> _Given exercise_
A verbatim copy of the records is required, with all pictures left out.

> _Records for this task_
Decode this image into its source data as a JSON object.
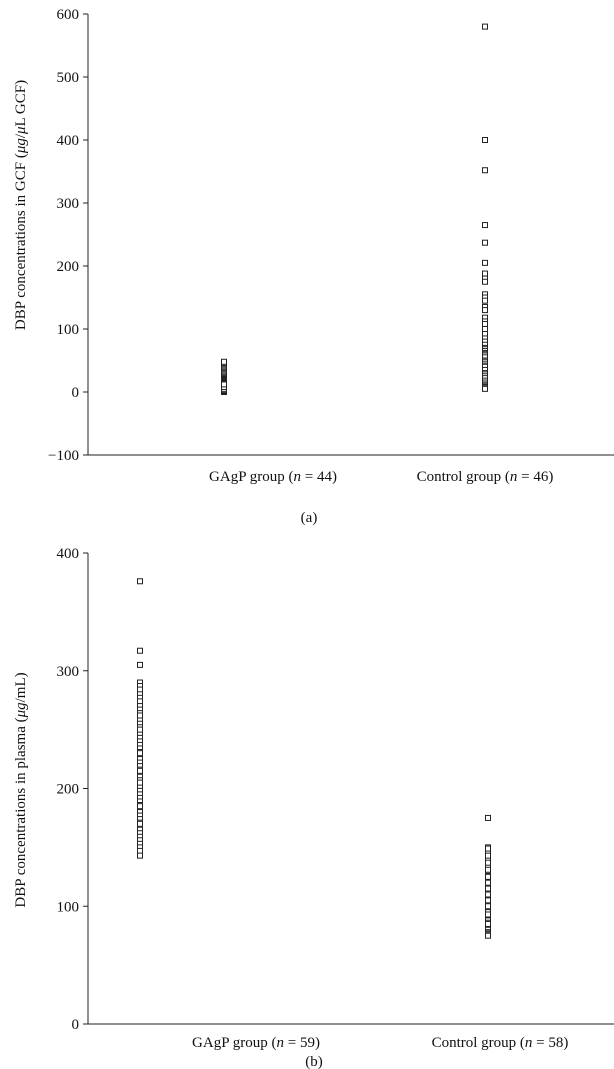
{
  "chart_data": [
    {
      "type": "scatter",
      "panel_label": "(a)",
      "ylabel_pre": "DBP concentrations in GCF (",
      "ylabel_mu1": "μg",
      "ylabel_mid": "/",
      "ylabel_mu2": "μ",
      "ylabel_post": "L GCF)",
      "ylim": [
        -100,
        600
      ],
      "yticks": [
        -100,
        0,
        100,
        200,
        300,
        400,
        500,
        600
      ],
      "yticks_labels": [
        "−100",
        "0",
        "100",
        "200",
        "300",
        "400",
        "500",
        "600"
      ],
      "categories": [
        {
          "pre": "GAgP group (",
          "n": "n",
          "post": " = 44)"
        },
        {
          "pre": "Control group (",
          "n": "n",
          "post": " = 46)"
        }
      ],
      "series": [
        {
          "category": 0,
          "values": [
            0,
            1,
            2,
            3,
            4,
            5,
            6,
            7,
            8,
            9,
            10,
            11,
            12,
            13,
            14,
            15,
            16,
            17,
            18,
            19,
            20,
            21,
            22,
            23,
            24,
            25,
            26,
            27,
            28,
            29,
            30,
            32,
            34,
            36,
            38,
            40,
            42,
            44,
            46,
            48,
            3,
            5,
            8,
            12
          ]
        },
        {
          "category": 1,
          "values": [
            580,
            400,
            352,
            265,
            237,
            205,
            188,
            180,
            175,
            155,
            150,
            145,
            135,
            130,
            118,
            112,
            108,
            100,
            92,
            85,
            80,
            75,
            70,
            68,
            65,
            62,
            60,
            58,
            55,
            50,
            48,
            45,
            42,
            40,
            35,
            30,
            28,
            25,
            22,
            18,
            15,
            12,
            10,
            8,
            6,
            5
          ]
        }
      ]
    },
    {
      "type": "scatter",
      "panel_label": "(b)",
      "ylabel_pre": "DBP concentrations in plasma (",
      "ylabel_mu1": "μg",
      "ylabel_post": "/mL)",
      "ylim": [
        0,
        400
      ],
      "yticks": [
        0,
        100,
        200,
        300,
        400
      ],
      "yticks_labels": [
        "0",
        "100",
        "200",
        "300",
        "400"
      ],
      "categories": [
        {
          "pre": "GAgP group (",
          "n": "n",
          "post": " = 59)"
        },
        {
          "pre": "Control group (",
          "n": "n",
          "post": " = 58)"
        }
      ],
      "series": [
        {
          "category": 0,
          "values": [
            376,
            317,
            305,
            290,
            287,
            284,
            280,
            277,
            274,
            270,
            267,
            264,
            261,
            258,
            255,
            252,
            249,
            246,
            243,
            240,
            237,
            234,
            231,
            228,
            225,
            222,
            219,
            216,
            213,
            210,
            207,
            204,
            201,
            198,
            195,
            192,
            189,
            186,
            183,
            180,
            177,
            174,
            171,
            168,
            165,
            162,
            159,
            156,
            153,
            150,
            147,
            143,
            170,
            185,
            205,
            215,
            230,
            250,
            262
          ]
        },
        {
          "category": 1,
          "values": [
            175,
            150,
            148,
            146,
            144,
            142,
            140,
            138,
            136,
            134,
            132,
            130,
            128,
            126,
            124,
            122,
            120,
            118,
            116,
            114,
            112,
            110,
            108,
            106,
            104,
            102,
            100,
            98,
            96,
            94,
            92,
            90,
            88,
            86,
            84,
            82,
            80,
            78,
            77,
            76,
            75,
            145,
            135,
            125,
            115,
            105,
            95,
            85,
            100,
            110,
            120,
            130,
            140,
            149,
            143,
            137,
            131,
            93
          ]
        }
      ]
    }
  ]
}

> _Correct result_
Decode this image into its source data as a JSON object.
{
  "chart_data": [
    {
      "type": "scatter",
      "panel_label": "(a)",
      "ylabel_pre": "DBP concentrations in GCF (",
      "ylabel_mu1": "μg",
      "ylabel_mid": "/",
      "ylabel_mu2": "μ",
      "ylabel_post": "L GCF)",
      "ylim": [
        -100,
        600
      ],
      "yticks": [
        -100,
        0,
        100,
        200,
        300,
        400,
        500,
        600
      ],
      "yticks_labels": [
        "−100",
        "0",
        "100",
        "200",
        "300",
        "400",
        "500",
        "600"
      ],
      "categories": [
        {
          "pre": "GAgP group (",
          "n": "n",
          "post": " = 44)"
        },
        {
          "pre": "Control group (",
          "n": "n",
          "post": " = 46)"
        }
      ],
      "series": [
        {
          "category": 0,
          "values": [
            0,
            1,
            2,
            3,
            4,
            5,
            6,
            7,
            8,
            9,
            10,
            11,
            12,
            13,
            14,
            15,
            16,
            17,
            18,
            19,
            20,
            21,
            22,
            23,
            24,
            25,
            26,
            27,
            28,
            29,
            30,
            32,
            34,
            36,
            38,
            40,
            42,
            44,
            46,
            48,
            3,
            5,
            8,
            12
          ]
        },
        {
          "category": 1,
          "values": [
            580,
            400,
            352,
            265,
            237,
            205,
            188,
            180,
            175,
            155,
            150,
            145,
            135,
            130,
            118,
            112,
            108,
            100,
            92,
            85,
            80,
            75,
            70,
            68,
            65,
            62,
            60,
            58,
            55,
            50,
            48,
            45,
            42,
            40,
            35,
            30,
            28,
            25,
            22,
            18,
            15,
            12,
            10,
            8,
            6,
            5
          ]
        }
      ]
    },
    {
      "type": "scatter",
      "panel_label": "(b)",
      "ylabel_pre": "DBP concentrations in plasma (",
      "ylabel_mu1": "μg",
      "ylabel_post": "/mL)",
      "ylim": [
        0,
        400
      ],
      "yticks": [
        0,
        100,
        200,
        300,
        400
      ],
      "yticks_labels": [
        "0",
        "100",
        "200",
        "300",
        "400"
      ],
      "categories": [
        {
          "pre": "GAgP group (",
          "n": "n",
          "post": " = 59)"
        },
        {
          "pre": "Control group (",
          "n": "n",
          "post": " = 58)"
        }
      ],
      "series": [
        {
          "category": 0,
          "values": [
            376,
            317,
            305,
            290,
            287,
            284,
            280,
            277,
            274,
            270,
            267,
            264,
            261,
            258,
            255,
            252,
            249,
            246,
            243,
            240,
            237,
            234,
            231,
            228,
            225,
            222,
            219,
            216,
            213,
            210,
            207,
            204,
            201,
            198,
            195,
            192,
            189,
            186,
            183,
            180,
            177,
            174,
            171,
            168,
            165,
            162,
            159,
            156,
            153,
            150,
            147,
            143,
            170,
            185,
            205,
            215,
            230,
            250,
            262
          ]
        },
        {
          "category": 1,
          "values": [
            175,
            150,
            148,
            146,
            144,
            142,
            140,
            138,
            136,
            134,
            132,
            130,
            128,
            126,
            124,
            122,
            120,
            118,
            116,
            114,
            112,
            110,
            108,
            106,
            104,
            102,
            100,
            98,
            96,
            94,
            92,
            90,
            88,
            86,
            84,
            82,
            80,
            78,
            77,
            76,
            75,
            145,
            135,
            125,
            115,
            105,
            95,
            85,
            100,
            110,
            120,
            130,
            140,
            149,
            143,
            137,
            131,
            93
          ]
        }
      ]
    }
  ]
}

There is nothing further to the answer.